══ GIVEN ENTRIES
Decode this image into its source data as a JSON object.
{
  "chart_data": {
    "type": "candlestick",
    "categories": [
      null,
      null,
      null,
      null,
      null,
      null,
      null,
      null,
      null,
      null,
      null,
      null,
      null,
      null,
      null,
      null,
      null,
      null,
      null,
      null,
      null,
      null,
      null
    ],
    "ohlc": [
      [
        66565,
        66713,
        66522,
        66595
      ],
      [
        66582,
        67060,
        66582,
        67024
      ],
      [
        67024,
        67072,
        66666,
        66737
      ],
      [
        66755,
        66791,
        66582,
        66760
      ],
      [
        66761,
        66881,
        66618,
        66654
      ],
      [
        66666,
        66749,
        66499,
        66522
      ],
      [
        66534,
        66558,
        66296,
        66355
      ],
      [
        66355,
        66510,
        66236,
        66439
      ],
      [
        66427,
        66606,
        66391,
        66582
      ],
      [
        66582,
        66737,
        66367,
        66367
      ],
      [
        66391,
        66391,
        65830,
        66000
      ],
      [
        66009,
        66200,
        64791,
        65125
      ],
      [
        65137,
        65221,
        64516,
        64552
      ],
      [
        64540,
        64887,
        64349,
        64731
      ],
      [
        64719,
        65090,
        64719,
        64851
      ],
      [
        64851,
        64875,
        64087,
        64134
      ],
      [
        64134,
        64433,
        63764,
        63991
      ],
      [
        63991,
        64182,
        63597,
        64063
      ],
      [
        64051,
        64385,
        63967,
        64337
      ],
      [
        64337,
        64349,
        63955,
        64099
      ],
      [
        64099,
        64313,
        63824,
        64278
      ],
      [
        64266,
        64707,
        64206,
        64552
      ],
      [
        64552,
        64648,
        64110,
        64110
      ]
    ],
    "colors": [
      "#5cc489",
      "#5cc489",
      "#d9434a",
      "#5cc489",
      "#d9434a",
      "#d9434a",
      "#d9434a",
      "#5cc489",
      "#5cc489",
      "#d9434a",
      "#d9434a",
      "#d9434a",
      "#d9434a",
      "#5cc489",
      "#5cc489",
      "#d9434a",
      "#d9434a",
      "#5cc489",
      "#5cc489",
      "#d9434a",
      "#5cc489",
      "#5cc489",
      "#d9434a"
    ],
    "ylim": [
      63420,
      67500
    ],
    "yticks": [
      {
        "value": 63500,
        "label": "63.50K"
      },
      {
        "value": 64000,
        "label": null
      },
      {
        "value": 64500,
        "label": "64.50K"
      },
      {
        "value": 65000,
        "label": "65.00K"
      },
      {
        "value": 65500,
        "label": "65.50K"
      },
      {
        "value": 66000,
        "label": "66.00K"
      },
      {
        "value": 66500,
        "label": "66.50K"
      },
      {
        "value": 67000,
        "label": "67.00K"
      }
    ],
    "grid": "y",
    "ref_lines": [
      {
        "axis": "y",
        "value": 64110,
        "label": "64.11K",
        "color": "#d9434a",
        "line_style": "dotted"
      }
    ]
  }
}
════
GIVEN INSTRUCTION ▸
Quote the data in full, keeping each word unchanged.

ANSWER TO THE EXERCISE ▸
Decode this image into its source data as a JSON object.
{
  "chart_data": {
    "type": "candlestick",
    "categories": [
      null,
      null,
      null,
      null,
      null,
      null,
      null,
      null,
      null,
      null,
      null,
      null,
      null,
      null,
      null,
      null,
      null,
      null,
      null,
      null,
      null,
      null,
      null
    ],
    "ohlc": [
      [
        66565,
        66713,
        66522,
        66595
      ],
      [
        66582,
        67060,
        66582,
        67024
      ],
      [
        67024,
        67072,
        66666,
        66737
      ],
      [
        66755,
        66791,
        66582,
        66760
      ],
      [
        66761,
        66881,
        66618,
        66654
      ],
      [
        66666,
        66749,
        66499,
        66522
      ],
      [
        66534,
        66558,
        66296,
        66355
      ],
      [
        66355,
        66510,
        66236,
        66439
      ],
      [
        66427,
        66606,
        66391,
        66582
      ],
      [
        66582,
        66737,
        66367,
        66367
      ],
      [
        66391,
        66391,
        65830,
        66000
      ],
      [
        66009,
        66200,
        64791,
        65125
      ],
      [
        65137,
        65221,
        64516,
        64552
      ],
      [
        64540,
        64887,
        64349,
        64731
      ],
      [
        64719,
        65090,
        64719,
        64851
      ],
      [
        64851,
        64875,
        64087,
        64134
      ],
      [
        64134,
        64433,
        63764,
        63991
      ],
      [
        63991,
        64182,
        63597,
        64063
      ],
      [
        64051,
        64385,
        63967,
        64337
      ],
      [
        64337,
        64349,
        63955,
        64099
      ],
      [
        64099,
        64313,
        63824,
        64278
      ],
      [
        64266,
        64707,
        64206,
        64552
      ],
      [
        64552,
        64648,
        64110,
        64110
      ]
    ],
    "colors": [
      "#5cc489",
      "#5cc489",
      "#d9434a",
      "#5cc489",
      "#d9434a",
      "#d9434a",
      "#d9434a",
      "#5cc489",
      "#5cc489",
      "#d9434a",
      "#d9434a",
      "#d9434a",
      "#d9434a",
      "#5cc489",
      "#5cc489",
      "#d9434a",
      "#d9434a",
      "#5cc489",
      "#5cc489",
      "#d9434a",
      "#5cc489",
      "#5cc489",
      "#d9434a"
    ],
    "ylim": [
      63420,
      67500
    ],
    "yticks": [
      {
        "value": 63500,
        "label": "63.50K"
      },
      {
        "value": 64000,
        "label": null
      },
      {
        "value": 64500,
        "label": "64.50K"
      },
      {
        "value": 65000,
        "label": "65.00K"
      },
      {
        "value": 65500,
        "label": "65.50K"
      },
      {
        "value": 66000,
        "label": "66.00K"
      },
      {
        "value": 66500,
        "label": "66.50K"
      },
      {
        "value": 67000,
        "label": "67.00K"
      }
    ],
    "grid": "y",
    "ref_lines": [
      {
        "axis": "y",
        "value": 64110,
        "label": "64.11K",
        "color": "#d9434a",
        "line_style": "dotted"
      }
    ]
  }
}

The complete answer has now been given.